## PROBLEM TO WORK ON
Reproduce the entries below in full, word for word.

## EXERCISE DATA
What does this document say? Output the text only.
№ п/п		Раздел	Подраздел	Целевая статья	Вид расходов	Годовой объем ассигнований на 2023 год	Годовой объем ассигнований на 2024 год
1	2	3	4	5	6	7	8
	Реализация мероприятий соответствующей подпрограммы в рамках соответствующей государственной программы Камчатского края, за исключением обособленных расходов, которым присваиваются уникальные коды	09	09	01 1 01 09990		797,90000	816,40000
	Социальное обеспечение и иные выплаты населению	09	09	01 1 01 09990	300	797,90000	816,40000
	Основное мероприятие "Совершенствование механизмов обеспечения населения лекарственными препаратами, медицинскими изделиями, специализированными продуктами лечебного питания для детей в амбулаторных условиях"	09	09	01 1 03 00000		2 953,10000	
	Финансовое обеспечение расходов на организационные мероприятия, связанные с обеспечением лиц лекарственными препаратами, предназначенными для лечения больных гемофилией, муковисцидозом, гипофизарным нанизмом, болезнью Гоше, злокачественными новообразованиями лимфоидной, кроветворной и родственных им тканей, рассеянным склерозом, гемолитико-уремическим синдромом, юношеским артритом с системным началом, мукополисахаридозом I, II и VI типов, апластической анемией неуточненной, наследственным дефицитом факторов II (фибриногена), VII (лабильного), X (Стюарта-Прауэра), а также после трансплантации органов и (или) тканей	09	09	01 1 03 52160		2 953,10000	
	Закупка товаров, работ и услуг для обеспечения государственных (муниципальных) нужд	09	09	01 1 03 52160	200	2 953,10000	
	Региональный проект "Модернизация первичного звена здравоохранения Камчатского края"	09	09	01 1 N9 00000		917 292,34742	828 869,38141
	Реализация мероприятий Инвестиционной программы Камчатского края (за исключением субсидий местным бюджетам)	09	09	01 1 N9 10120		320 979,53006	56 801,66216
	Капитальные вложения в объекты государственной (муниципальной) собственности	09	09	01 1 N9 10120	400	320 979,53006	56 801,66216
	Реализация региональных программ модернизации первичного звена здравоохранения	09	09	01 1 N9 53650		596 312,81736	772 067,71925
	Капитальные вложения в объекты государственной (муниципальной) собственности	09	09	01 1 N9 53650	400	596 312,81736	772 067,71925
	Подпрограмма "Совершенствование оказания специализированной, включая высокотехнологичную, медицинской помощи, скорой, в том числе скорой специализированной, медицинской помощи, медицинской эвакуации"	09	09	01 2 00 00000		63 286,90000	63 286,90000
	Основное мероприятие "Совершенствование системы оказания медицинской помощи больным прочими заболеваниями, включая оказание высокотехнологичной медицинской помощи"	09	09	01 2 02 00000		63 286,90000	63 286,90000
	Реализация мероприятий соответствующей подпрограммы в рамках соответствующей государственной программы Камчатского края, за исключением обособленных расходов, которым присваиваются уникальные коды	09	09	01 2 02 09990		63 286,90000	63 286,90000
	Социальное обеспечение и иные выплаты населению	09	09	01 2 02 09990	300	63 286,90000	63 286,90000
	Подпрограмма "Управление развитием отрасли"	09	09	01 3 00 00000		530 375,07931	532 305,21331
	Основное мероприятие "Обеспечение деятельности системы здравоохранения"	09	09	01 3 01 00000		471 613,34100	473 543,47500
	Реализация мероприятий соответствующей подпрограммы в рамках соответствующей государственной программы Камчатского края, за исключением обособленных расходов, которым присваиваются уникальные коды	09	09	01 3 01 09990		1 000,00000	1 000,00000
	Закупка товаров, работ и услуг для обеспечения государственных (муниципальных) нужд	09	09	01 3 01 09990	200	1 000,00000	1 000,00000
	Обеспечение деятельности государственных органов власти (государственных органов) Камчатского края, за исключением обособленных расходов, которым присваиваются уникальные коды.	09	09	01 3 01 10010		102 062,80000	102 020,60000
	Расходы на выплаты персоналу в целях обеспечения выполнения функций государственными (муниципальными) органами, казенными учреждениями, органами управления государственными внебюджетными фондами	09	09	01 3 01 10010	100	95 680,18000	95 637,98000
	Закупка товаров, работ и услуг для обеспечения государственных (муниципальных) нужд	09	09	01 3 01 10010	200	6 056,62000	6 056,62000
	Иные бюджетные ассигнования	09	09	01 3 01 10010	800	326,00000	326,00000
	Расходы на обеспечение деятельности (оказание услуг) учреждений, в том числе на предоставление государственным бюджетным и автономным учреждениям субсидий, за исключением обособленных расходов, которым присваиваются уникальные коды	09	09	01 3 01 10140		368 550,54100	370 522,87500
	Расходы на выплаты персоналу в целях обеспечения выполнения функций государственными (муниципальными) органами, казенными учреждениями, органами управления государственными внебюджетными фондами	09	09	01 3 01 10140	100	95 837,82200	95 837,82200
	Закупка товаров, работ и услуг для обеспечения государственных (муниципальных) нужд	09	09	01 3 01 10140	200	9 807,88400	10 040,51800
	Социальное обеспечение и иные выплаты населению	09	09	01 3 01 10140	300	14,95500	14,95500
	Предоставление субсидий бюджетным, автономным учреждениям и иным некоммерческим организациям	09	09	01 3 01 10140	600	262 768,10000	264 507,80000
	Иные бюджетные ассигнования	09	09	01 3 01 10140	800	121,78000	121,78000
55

## TASK OUTPUT
What does this document say? Output the text only.
№ п/п		Раздел	Подраздел	Целевая статья	Вид расходов	Годовой объем ассигнований на 2023 год	Годовой объем ассигнований на 2024 год
1	2	3	4	5	6	7	8
	Реализация мероприятий соответствующей подпрограммы в рамках соответствующей государственной программы Камчатского края, за исключением обособленных расходов, которым присваиваются уникальные коды	09	09	01 1 01 09990		797,90000	816,40000
	Социальное обеспечение и иные выплаты населению	09	09	01 1 01 09990	300	797,90000	816,40000
	Основное мероприятие "Совершенствование механизмов обеспечения населения лекарственными препаратами, медицинскими изделиями, специализированными продуктами лечебного питания для детей в амбулаторных условиях"	09	09	01 1 03 00000		2 953,10000	
	Финансовое обеспечение расходов на организационные мероприятия, связанные с обеспечением лиц лекарственными препаратами, предназначенными для лечения больных гемофилией, муковисцидозом, гипофизарным нанизмом, болезнью Гоше, злокачественными новообразованиями лимфоидной, кроветворной и родственных им тканей, рассеянным склерозом, гемолитико-уремическим синдромом, юношеским артритом с системным началом, мукополисахаридозом I, II и VI типов, апластической анемией неуточненной, наследственным дефицитом факторов II (фибриногена), VII (лабильного), X (Стюарта-Прауэра), а также после трансплантации органов и (или) тканей	09	09	01 1 03 52160		2 953,10000	
	Закупка товаров, работ и услуг для обеспечения государственных (муниципальных) нужд	09	09	01 1 03 52160	200	2 953,10000	
	Региональный проект "Модернизация первичного звена здравоохранения Камчатского края"	09	09	01 1 N9 00000		917 292,34742	828 869,38141
	Реализация мероприятий Инвестиционной программы Камчатского края (за исключением субсидий местным бюджетам)	09	09	01 1 N9 10120		320 979,53006	56 801,66216
	Капитальные вложения в объекты государственной (муниципальной) собственности	09	09	01 1 N9 10120	400	320 979,53006	56 801,66216
	Реализация региональных программ модернизации первичного звена здравоохранения	09	09	01 1 N9 53650		596 312,81736	772 067,71925
	Капитальные вложения в объекты государственной (муниципальной) собственности	09	09	01 1 N9 53650	400	596 312,81736	772 067,71925
	Подпрограмма "Совершенствование оказания специализированной, включая высокотехнологичную, медицинской помощи, скорой, в том числе скорой специализированной, медицинской помощи, медицинской эвакуации"	09	09	01 2 00 00000		63 286,90000	63 286,90000
	Основное мероприятие "Совершенствование системы оказания медицинской помощи больным прочими заболеваниями, включая оказание высокотехнологичной медицинской помощи"	09	09	01 2 02 00000		63 286,90000	63 286,90000
	Реализация мероприятий соответствующей подпрограммы в рамках соответствующей государственной программы Камчатского края, за исключением обособленных расходов, которым присваиваются уникальные коды	09	09	01 2 02 09990		63 286,90000	63 286,90000
	Социальное обеспечение и иные выплаты населению	09	09	01 2 02 09990	300	63 286,90000	63 286,90000
	Подпрограмма "Управление развитием отрасли"	09	09	01 3 00 00000		530 375,07931	532 305,21331
	Основное мероприятие "Обеспечение деятельности системы здравоохранения"	09	09	01 3 01 00000		471 613,34100	473 543,47500
	Реализация мероприятий соответствующей подпрограммы в рамках соответствующей государственной программы Камчатского края, за исключением обособленных расходов, которым присваиваются уникальные коды	09	09	01 3 01 09990		1 000,00000	1 000,00000
	Закупка товаров, работ и услуг для обеспечения государственных (муниципальных) нужд	09	09	01 3 01 09990	200	1 000,00000	1 000,00000
	Обеспечение деятельности государственных органов власти (государственных органов) Камчатского края, за исключением обособленных расходов, которым присваиваются уникальные коды.	09	09	01 3 01 10010		102 062,80000	102 020,60000
	Расходы на выплаты персоналу в целях обеспечения выполнения функций государственными (муниципальными) органами, казенными учреждениями, органами управления государственными внебюджетными фондами	09	09	01 3 01 10010	100	95 680,18000	95 637,98000
	Закупка товаров, работ и услуг для обеспечения государственных (муниципальных) нужд	09	09	01 3 01 10010	200	6 056,62000	6 056,62000
	Иные бюджетные ассигнования	09	09	01 3 01 10010	800	326,00000	326,00000
	Расходы на обеспечение деятельности (оказание услуг) учреждений, в том числе на предоставление государственным бюджетным и автономным учреждениям субсидий, за исключением обособленных расходов, которым присваиваются уникальные коды	09	09	01 3 01 10140		368 550,54100	370 522,87500
	Расходы на выплаты персоналу в целях обеспечения выполнения функций государственными (муниципальными) органами, казенными учреждениями, органами управления государственными внебюджетными фондами	09	09	01 3 01 10140	100	95 837,82200	95 837,82200
	Закупка товаров, работ и услуг для обеспечения государственных (муниципальных) нужд	09	09	01 3 01 10140	200	9 807,88400	10 040,51800
	Социальное обеспечение и иные выплаты населению	09	09	01 3 01 10140	300	14,95500	14,95500
	Предоставление субсидий бюджетным, автономным учреждениям и иным некоммерческим организациям	09	09	01 3 01 10140	600	262 768,10000	264 507,80000
	Иные бюджетные ассигнования	09	09	01 3 01 10140	800	121,78000	121,78000
55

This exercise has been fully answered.